start THE RECORDS
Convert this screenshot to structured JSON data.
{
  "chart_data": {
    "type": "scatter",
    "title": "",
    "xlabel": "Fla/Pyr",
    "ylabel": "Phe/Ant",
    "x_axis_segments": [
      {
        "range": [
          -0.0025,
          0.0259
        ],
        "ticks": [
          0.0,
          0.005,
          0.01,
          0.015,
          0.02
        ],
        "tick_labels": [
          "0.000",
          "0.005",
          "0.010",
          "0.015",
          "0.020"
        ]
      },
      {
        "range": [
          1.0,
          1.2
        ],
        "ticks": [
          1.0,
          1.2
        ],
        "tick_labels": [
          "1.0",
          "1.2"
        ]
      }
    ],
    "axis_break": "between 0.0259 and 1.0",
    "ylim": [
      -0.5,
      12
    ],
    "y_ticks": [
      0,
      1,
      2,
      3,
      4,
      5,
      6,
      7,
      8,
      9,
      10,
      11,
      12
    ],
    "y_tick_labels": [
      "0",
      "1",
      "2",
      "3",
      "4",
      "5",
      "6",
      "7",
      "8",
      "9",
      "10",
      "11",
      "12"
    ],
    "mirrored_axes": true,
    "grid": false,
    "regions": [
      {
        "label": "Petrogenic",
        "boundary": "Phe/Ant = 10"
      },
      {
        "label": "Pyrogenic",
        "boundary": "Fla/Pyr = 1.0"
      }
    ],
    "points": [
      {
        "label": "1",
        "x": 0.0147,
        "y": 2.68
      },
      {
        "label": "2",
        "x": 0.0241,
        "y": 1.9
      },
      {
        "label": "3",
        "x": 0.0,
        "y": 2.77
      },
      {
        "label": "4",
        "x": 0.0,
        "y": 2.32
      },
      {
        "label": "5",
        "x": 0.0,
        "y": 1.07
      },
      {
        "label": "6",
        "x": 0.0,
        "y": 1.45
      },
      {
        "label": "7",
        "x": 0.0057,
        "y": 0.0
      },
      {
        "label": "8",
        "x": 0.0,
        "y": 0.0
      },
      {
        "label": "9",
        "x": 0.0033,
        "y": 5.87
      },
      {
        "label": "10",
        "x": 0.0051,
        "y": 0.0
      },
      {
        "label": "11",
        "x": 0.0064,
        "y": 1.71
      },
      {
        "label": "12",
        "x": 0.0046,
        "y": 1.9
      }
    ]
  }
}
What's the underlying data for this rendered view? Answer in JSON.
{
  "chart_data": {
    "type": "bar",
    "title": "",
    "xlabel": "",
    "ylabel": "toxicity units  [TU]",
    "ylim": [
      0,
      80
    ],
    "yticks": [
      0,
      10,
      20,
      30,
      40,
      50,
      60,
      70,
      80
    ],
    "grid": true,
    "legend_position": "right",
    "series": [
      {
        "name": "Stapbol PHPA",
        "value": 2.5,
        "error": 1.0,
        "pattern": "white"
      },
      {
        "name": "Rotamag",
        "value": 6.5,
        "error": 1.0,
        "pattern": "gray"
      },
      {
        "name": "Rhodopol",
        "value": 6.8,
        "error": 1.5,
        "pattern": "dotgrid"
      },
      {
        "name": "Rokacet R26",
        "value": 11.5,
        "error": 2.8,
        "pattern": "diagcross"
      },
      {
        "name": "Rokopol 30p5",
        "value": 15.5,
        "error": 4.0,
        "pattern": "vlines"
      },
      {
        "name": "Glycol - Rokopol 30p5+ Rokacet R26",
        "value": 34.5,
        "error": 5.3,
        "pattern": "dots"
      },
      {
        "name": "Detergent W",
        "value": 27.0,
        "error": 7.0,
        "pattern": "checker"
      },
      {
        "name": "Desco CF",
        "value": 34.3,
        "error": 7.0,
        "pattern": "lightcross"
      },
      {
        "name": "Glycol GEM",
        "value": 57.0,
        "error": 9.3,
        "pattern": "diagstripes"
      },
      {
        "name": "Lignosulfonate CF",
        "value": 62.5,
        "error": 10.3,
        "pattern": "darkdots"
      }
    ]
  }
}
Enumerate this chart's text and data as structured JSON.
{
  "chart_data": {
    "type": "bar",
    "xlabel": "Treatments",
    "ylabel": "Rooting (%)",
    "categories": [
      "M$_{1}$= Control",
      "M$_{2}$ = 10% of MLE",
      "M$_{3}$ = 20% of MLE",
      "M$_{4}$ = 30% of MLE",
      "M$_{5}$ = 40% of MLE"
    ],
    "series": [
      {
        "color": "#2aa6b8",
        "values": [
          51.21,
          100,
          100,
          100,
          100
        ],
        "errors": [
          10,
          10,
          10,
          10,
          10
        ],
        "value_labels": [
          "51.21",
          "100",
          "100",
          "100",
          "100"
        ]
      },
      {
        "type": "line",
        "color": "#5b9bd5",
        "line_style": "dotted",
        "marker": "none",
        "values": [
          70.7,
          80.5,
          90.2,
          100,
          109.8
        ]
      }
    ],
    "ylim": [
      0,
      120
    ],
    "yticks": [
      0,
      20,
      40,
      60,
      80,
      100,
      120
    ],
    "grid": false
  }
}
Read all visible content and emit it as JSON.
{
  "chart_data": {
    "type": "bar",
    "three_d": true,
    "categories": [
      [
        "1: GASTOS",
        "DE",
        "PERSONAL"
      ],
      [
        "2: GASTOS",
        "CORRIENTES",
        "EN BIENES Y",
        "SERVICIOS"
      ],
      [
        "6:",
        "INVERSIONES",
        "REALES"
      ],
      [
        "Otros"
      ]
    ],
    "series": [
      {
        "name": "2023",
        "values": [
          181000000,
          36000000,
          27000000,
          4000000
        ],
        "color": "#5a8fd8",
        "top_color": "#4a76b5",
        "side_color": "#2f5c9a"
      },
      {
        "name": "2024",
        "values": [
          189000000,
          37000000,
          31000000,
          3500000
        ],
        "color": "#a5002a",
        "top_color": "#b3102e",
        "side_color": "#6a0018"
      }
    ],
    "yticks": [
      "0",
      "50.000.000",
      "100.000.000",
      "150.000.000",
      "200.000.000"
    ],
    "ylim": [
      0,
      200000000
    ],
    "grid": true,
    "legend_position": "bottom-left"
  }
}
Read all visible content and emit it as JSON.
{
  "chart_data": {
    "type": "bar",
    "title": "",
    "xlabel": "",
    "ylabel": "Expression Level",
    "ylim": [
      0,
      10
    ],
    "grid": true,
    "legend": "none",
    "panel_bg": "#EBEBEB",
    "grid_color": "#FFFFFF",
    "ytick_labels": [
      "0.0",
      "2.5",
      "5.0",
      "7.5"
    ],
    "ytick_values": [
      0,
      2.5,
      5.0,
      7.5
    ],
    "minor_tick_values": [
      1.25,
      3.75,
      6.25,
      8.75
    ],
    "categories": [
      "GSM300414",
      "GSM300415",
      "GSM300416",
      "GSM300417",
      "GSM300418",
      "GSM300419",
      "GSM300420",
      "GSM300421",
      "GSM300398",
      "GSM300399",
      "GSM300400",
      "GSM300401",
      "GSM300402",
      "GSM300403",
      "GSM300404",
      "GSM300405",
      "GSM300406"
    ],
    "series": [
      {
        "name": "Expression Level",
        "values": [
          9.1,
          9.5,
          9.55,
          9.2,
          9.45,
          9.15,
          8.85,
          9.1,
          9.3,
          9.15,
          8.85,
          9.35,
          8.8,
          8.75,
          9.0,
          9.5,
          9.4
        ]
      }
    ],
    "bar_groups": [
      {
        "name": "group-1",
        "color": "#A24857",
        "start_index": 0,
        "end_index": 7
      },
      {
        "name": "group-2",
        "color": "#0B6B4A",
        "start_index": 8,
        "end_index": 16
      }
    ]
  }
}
end THE RECORDS
PROBLEM: Can you reproduce all the material exactly?

RESPONSE FOR THIS EXERCISE:
Convert this screenshot to structured JSON data.
{
  "chart_data": {
    "type": "scatter",
    "title": "",
    "xlabel": "Fla/Pyr",
    "ylabel": "Phe/Ant",
    "x_axis_segments": [
      {
        "range": [
          -0.0025,
          0.0259
        ],
        "ticks": [
          0.0,
          0.005,
          0.01,
          0.015,
          0.02
        ],
        "tick_labels": [
          "0.000",
          "0.005",
          "0.010",
          "0.015",
          "0.020"
        ]
      },
      {
        "range": [
          1.0,
          1.2
        ],
        "ticks": [
          1.0,
          1.2
        ],
        "tick_labels": [
          "1.0",
          "1.2"
        ]
      }
    ],
    "axis_break": "between 0.0259 and 1.0",
    "ylim": [
      -0.5,
      12
    ],
    "y_ticks": [
      0,
      1,
      2,
      3,
      4,
      5,
      6,
      7,
      8,
      9,
      10,
      11,
      12
    ],
    "y_tick_labels": [
      "0",
      "1",
      "2",
      "3",
      "4",
      "5",
      "6",
      "7",
      "8",
      "9",
      "10",
      "11",
      "12"
    ],
    "mirrored_axes": true,
    "grid": false,
    "regions": [
      {
        "label": "Petrogenic",
        "boundary": "Phe/Ant = 10"
      },
      {
        "label": "Pyrogenic",
        "boundary": "Fla/Pyr = 1.0"
      }
    ],
    "points": [
      {
        "label": "1",
        "x": 0.0147,
        "y": 2.68
      },
      {
        "label": "2",
        "x": 0.0241,
        "y": 1.9
      },
      {
        "label": "3",
        "x": 0.0,
        "y": 2.77
      },
      {
        "label": "4",
        "x": 0.0,
        "y": 2.32
      },
      {
        "label": "5",
        "x": 0.0,
        "y": 1.07
      },
      {
        "label": "6",
        "x": 0.0,
        "y": 1.45
      },
      {
        "label": "7",
        "x": 0.0057,
        "y": 0.0
      },
      {
        "label": "8",
        "x": 0.0,
        "y": 0.0
      },
      {
        "label": "9",
        "x": 0.0033,
        "y": 5.87
      },
      {
        "label": "10",
        "x": 0.0051,
        "y": 0.0
      },
      {
        "label": "11",
        "x": 0.0064,
        "y": 1.71
      },
      {
        "label": "12",
        "x": 0.0046,
        "y": 1.9
      }
    ]
  }
}
What's the underlying data for this rendered view? Answer in JSON.
{
  "chart_data": {
    "type": "bar",
    "title": "",
    "xlabel": "",
    "ylabel": "toxicity units  [TU]",
    "ylim": [
      0,
      80
    ],
    "yticks": [
      0,
      10,
      20,
      30,
      40,
      50,
      60,
      70,
      80
    ],
    "grid": true,
    "legend_position": "right",
    "series": [
      {
        "name": "Stapbol PHPA",
        "value": 2.5,
        "error": 1.0,
        "pattern": "white"
      },
      {
        "name": "Rotamag",
        "value": 6.5,
        "error": 1.0,
        "pattern": "gray"
      },
      {
        "name": "Rhodopol",
        "value": 6.8,
        "error": 1.5,
        "pattern": "dotgrid"
      },
      {
        "name": "Rokacet R26",
        "value": 11.5,
        "error": 2.8,
        "pattern": "diagcross"
      },
      {
        "name": "Rokopol 30p5",
        "value": 15.5,
        "error": 4.0,
        "pattern": "vlines"
      },
      {
        "name": "Glycol - Rokopol 30p5+ Rokacet R26",
        "value": 34.5,
        "error": 5.3,
        "pattern": "dots"
      },
      {
        "name": "Detergent W",
        "value": 27.0,
        "error": 7.0,
        "pattern": "checker"
      },
      {
        "name": "Desco CF",
        "value": 34.3,
        "error": 7.0,
        "pattern": "lightcross"
      },
      {
        "name": "Glycol GEM",
        "value": 57.0,
        "error": 9.3,
        "pattern": "diagstripes"
      },
      {
        "name": "Lignosulfonate CF",
        "value": 62.5,
        "error": 10.3,
        "pattern": "darkdots"
      }
    ]
  }
}
Enumerate this chart's text and data as structured JSON.
{
  "chart_data": {
    "type": "bar",
    "xlabel": "Treatments",
    "ylabel": "Rooting (%)",
    "categories": [
      "M$_{1}$= Control",
      "M$_{2}$ = 10% of MLE",
      "M$_{3}$ = 20% of MLE",
      "M$_{4}$ = 30% of MLE",
      "M$_{5}$ = 40% of MLE"
    ],
    "series": [
      {
        "color": "#2aa6b8",
        "values": [
          51.21,
          100,
          100,
          100,
          100
        ],
        "errors": [
          10,
          10,
          10,
          10,
          10
        ],
        "value_labels": [
          "51.21",
          "100",
          "100",
          "100",
          "100"
        ]
      },
      {
        "type": "line",
        "color": "#5b9bd5",
        "line_style": "dotted",
        "marker": "none",
        "values": [
          70.7,
          80.5,
          90.2,
          100,
          109.8
        ]
      }
    ],
    "ylim": [
      0,
      120
    ],
    "yticks": [
      0,
      20,
      40,
      60,
      80,
      100,
      120
    ],
    "grid": false
  }
}
Read all visible content and emit it as JSON.
{
  "chart_data": {
    "type": "bar",
    "three_d": true,
    "categories": [
      [
        "1: GASTOS",
        "DE",
        "PERSONAL"
      ],
      [
        "2: GASTOS",
        "CORRIENTES",
        "EN BIENES Y",
        "SERVICIOS"
      ],
      [
        "6:",
        "INVERSIONES",
        "REALES"
      ],
      [
        "Otros"
      ]
    ],
    "series": [
      {
        "name": "2023",
        "values": [
          181000000,
          36000000,
          27000000,
          4000000
        ],
        "color": "#5a8fd8",
        "top_color": "#4a76b5",
        "side_color": "#2f5c9a"
      },
      {
        "name": "2024",
        "values": [
          189000000,
          37000000,
          31000000,
          3500000
        ],
        "color": "#a5002a",
        "top_color": "#b3102e",
        "side_color": "#6a0018"
      }
    ],
    "yticks": [
      "0",
      "50.000.000",
      "100.000.000",
      "150.000.000",
      "200.000.000"
    ],
    "ylim": [
      0,
      200000000
    ],
    "grid": true,
    "legend_position": "bottom-left"
  }
}
Read all visible content and emit it as JSON.
{
  "chart_data": {
    "type": "bar",
    "title": "",
    "xlabel": "",
    "ylabel": "Expression Level",
    "ylim": [
      0,
      10
    ],
    "grid": true,
    "legend": "none",
    "panel_bg": "#EBEBEB",
    "grid_color": "#FFFFFF",
    "ytick_labels": [
      "0.0",
      "2.5",
      "5.0",
      "7.5"
    ],
    "ytick_values": [
      0,
      2.5,
      5.0,
      7.5
    ],
    "minor_tick_values": [
      1.25,
      3.75,
      6.25,
      8.75
    ],
    "categories": [
      "GSM300414",
      "GSM300415",
      "GSM300416",
      "GSM300417",
      "GSM300418",
      "GSM300419",
      "GSM300420",
      "GSM300421",
      "GSM300398",
      "GSM300399",
      "GSM300400",
      "GSM300401",
      "GSM300402",
      "GSM300403",
      "GSM300404",
      "GSM300405",
      "GSM300406"
    ],
    "series": [
      {
        "name": "Expression Level",
        "values": [
          9.1,
          9.5,
          9.55,
          9.2,
          9.45,
          9.15,
          8.85,
          9.1,
          9.3,
          9.15,
          8.85,
          9.35,
          8.8,
          8.75,
          9.0,
          9.5,
          9.4
        ]
      }
    ],
    "bar_groups": [
      {
        "name": "group-1",
        "color": "#A24857",
        "start_index": 0,
        "end_index": 7
      },
      {
        "name": "group-2",
        "color": "#0B6B4A",
        "start_index": 8,
        "end_index": 16
      }
    ]
  }
}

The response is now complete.